Collected data entries
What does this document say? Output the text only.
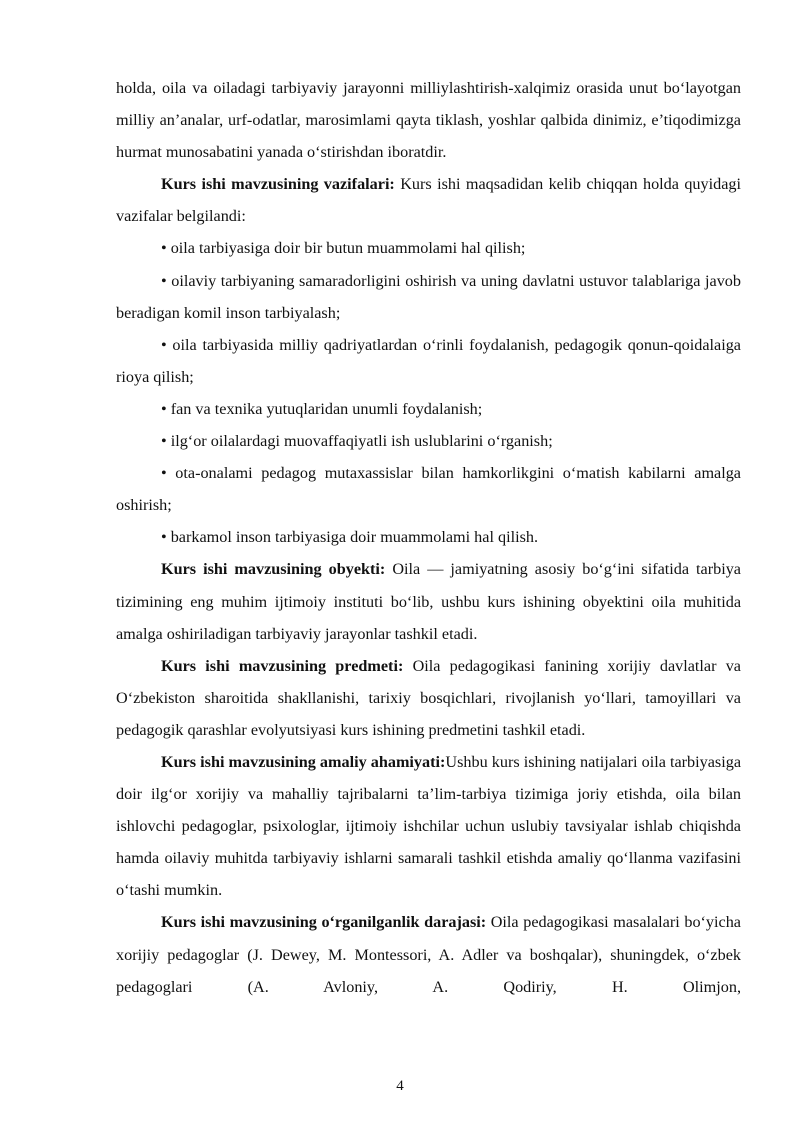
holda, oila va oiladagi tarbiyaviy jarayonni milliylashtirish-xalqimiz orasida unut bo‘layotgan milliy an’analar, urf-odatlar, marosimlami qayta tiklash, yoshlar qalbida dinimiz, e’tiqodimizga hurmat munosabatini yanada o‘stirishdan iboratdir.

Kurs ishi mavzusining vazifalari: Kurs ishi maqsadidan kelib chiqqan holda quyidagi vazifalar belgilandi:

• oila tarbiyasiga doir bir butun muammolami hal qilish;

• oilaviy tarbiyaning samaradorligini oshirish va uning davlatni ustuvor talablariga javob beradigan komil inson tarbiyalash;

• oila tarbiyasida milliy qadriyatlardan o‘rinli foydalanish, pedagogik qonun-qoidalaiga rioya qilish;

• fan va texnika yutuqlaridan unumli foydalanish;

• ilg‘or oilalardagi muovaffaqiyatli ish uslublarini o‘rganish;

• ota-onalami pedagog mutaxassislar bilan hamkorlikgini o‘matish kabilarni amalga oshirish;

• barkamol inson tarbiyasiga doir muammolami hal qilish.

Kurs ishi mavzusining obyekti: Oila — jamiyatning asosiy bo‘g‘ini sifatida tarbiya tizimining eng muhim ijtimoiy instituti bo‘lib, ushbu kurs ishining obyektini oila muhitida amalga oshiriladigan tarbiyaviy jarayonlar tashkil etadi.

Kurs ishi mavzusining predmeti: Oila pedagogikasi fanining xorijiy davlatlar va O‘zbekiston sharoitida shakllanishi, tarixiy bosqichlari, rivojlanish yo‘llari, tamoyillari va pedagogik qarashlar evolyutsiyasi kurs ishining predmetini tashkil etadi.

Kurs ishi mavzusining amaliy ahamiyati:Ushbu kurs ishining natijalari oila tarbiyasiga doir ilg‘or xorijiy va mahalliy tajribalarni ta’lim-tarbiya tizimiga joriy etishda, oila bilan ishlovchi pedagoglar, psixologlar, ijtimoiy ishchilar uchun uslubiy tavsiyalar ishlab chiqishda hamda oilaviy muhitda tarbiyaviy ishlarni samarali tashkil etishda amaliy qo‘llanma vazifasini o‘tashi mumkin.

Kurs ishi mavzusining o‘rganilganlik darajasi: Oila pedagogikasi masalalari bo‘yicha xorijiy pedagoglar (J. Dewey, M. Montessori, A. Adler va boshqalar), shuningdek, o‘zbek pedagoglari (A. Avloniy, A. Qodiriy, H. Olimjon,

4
---
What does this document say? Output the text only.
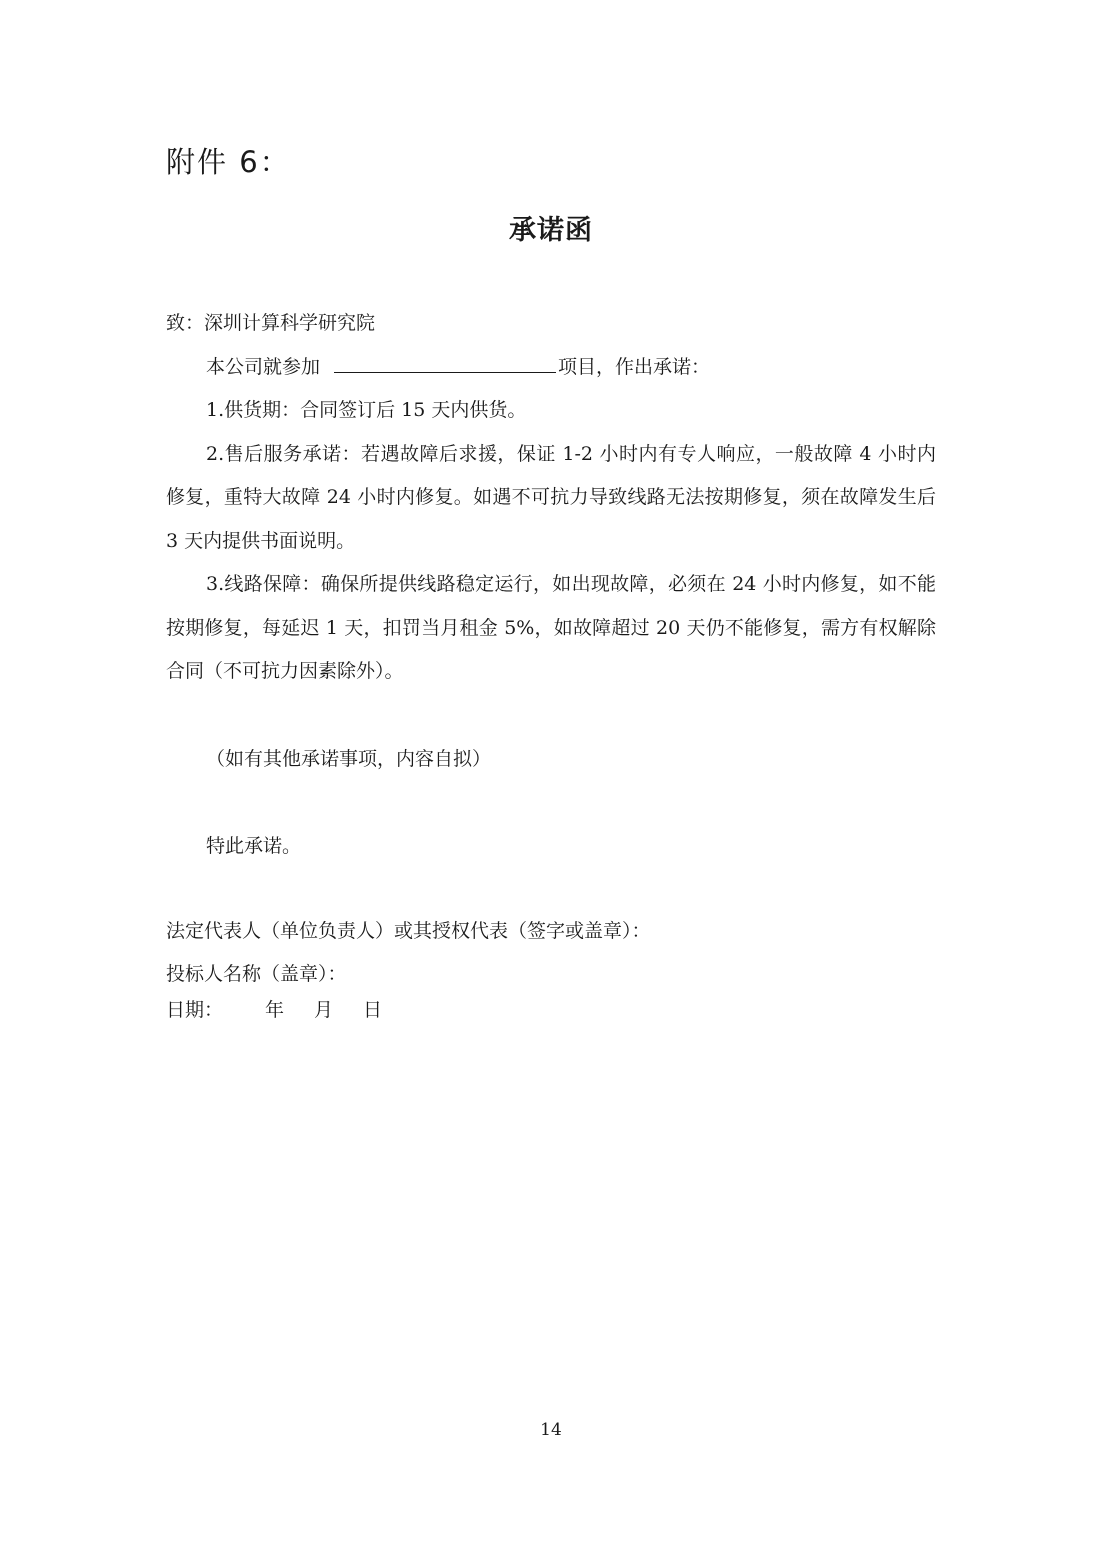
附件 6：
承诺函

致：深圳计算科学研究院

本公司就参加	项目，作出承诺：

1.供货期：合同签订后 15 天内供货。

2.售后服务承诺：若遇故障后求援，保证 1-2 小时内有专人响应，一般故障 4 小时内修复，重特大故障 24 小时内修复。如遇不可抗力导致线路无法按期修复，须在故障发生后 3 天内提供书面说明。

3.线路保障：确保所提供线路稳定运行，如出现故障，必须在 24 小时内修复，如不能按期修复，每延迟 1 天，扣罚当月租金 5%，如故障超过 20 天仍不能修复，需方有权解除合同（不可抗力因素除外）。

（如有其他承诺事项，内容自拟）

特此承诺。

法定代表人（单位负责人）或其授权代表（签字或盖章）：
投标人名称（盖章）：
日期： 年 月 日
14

Direction
Look through the listing and extract every line with "foydalanish" in it.

Result
• oila tarbiyasida milliy qadriyatlardan o‘rinli foydalanish, pedagogik qonun-qoidalaiga rioya qilish;
• fan va texnika yutuqlaridan unumli foydalanish;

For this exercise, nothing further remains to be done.